#### READING PASSAGE:
□ □ □ □ □ □ □

Talk to Strangers

Originally Posted on Emerald Media via UWIRE

If you’re reading this and your cell phone is more than ten feet away from you, you’re among the minority.

Imagine you’re in the doctor’s office, or waiting for an interview, or even outside a class before it starts and you reach for your cell phone. It’s that hand-held safety blanket. It gives you an outlet to social interaction that doesn’t require more effort than lifting your thumbs. It often feels like a life saver in uncomfortable situations, but it’s the easy way out and it’s important we realize that.

As with any revolutionary piece of technology, the cell phone went from nonexistent to household in a short time span. In its most basic form, it gives you instant contact with the entire world, and with smart phones, even more so. This is not inherently a bad thing. It’s completely changed the world, and the ways in which cell phone technology positively affect our lives probably do outweigh the negatives. This is not an argument against cell phones, only a petition to consider how and when we use them.

I spoke with Veronika Jonsson, a fifth year architecture student at the UO. Last November she spent a month without a cell phone, and the experience impacted her in unexpected ways. She didn’t describe it like a month without a TV or a car, but more like a month with a broken leg and no crutch. Jonsson saw it as an opportunity to reevaluate herself and her relationships and she realized a lot during the experience.

“You don’t have something to check all the time to assure you that you’re important or to assure you that someone out there wants you, needs you, or is there for you,”  she said.

The constant communication conditions us to need the affirmation that we aren’t alone. But that’s the real issue that we’ve forgotten: it’s alright to be alone. The constant stimulus of the smart phone generates reaction after reaction from us all day, and it hinders self-awareness. As Jonsson aptly put it,“You’re constantly engaging with others and not necessarily with yourself and how you feel.”

Of course we should be connected to others, empathy is a wonderfully human trait. In contrast, the connections we maintain over text message and Facebook aren’t real human interaction but are instead meticulously manufactured.

Rereading a text six times before you send it is cheating, and as a result we lose the imperfection of personal interaction. It’s flawed and it can be difficult, but physically connecting with a person in the moment isn’t a feeling that can be recreated through a device. “I’ve always preferred face to face. I always prefer seeing them,” said Jonsson.

□ □ □ □ □ □ □

#### DATASET EXCERPT:
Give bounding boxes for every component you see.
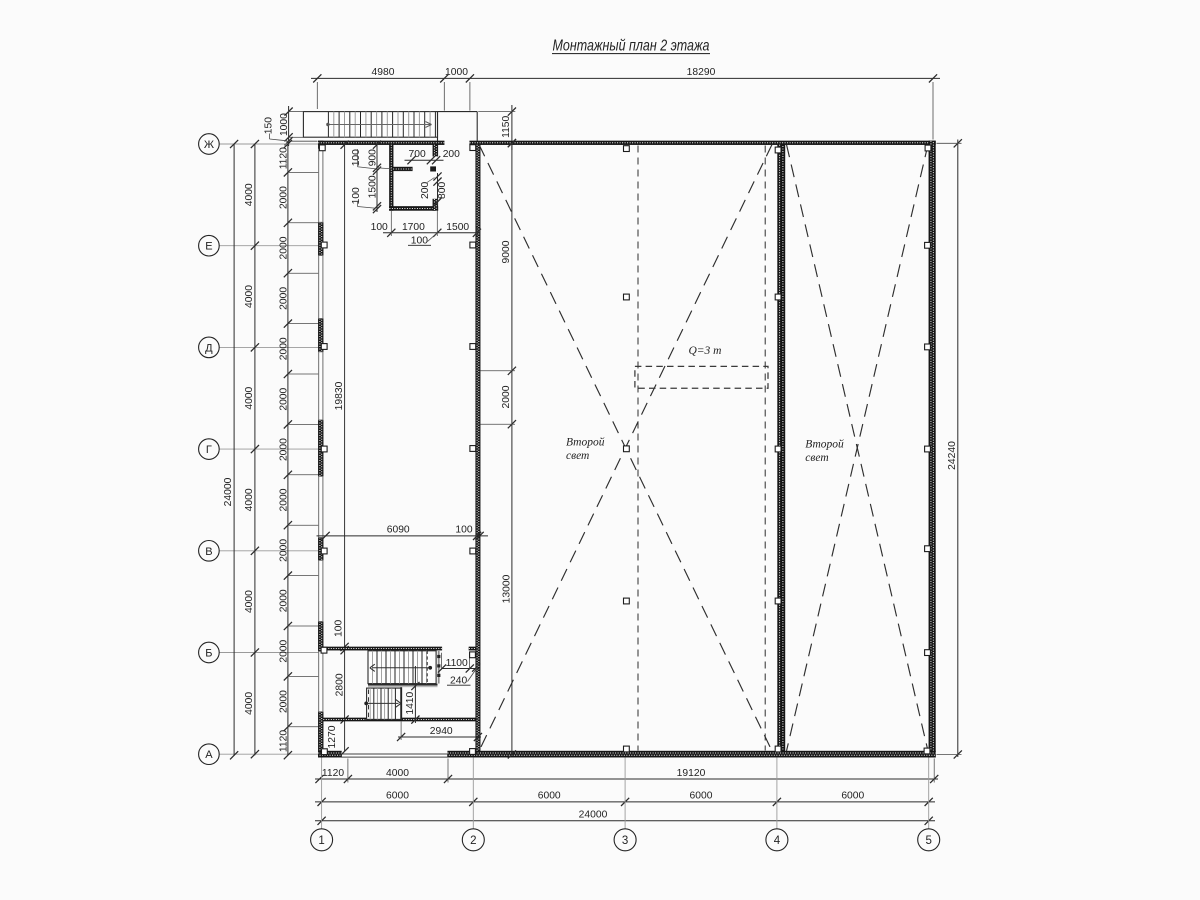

□ □ □ □ □ □ □

#### JOB A:
In the essay on cell phones:
(i) What year and field of study is Veronika Jonsson in at the UO?
(ii) When did she spend a month without a cell phone?
(iii) What does the essay call rereading a text six times before sending it?
#### JOB B:
Transcribe the essay on cell phones between "Talk to Strangers" and "we realize that.", inclusive.
The material has no connection to the essay on cell phones.

#### WRITTEN SOLUTION A:
(i) She is a fifth year architecture student.
(ii) Last November.
(iii) Cheating.

#### WRITTEN SOLUTION B:
Talk to Strangers

Originally Posted on Emerald Media via UWIRE

If you’re reading this and your cell phone is more than ten feet away from you, you’re among the minority.

Imagine you’re in the doctor’s office, or waiting for an interview, or even outside a class before it starts and you reach for your cell phone. It’s that hand-held safety blanket. It gives you an outlet to social interaction that doesn’t require more effort than lifting your thumbs. It often feels like a life saver in uncomfortable situations, but it’s the easy way out and it’s important we realize that.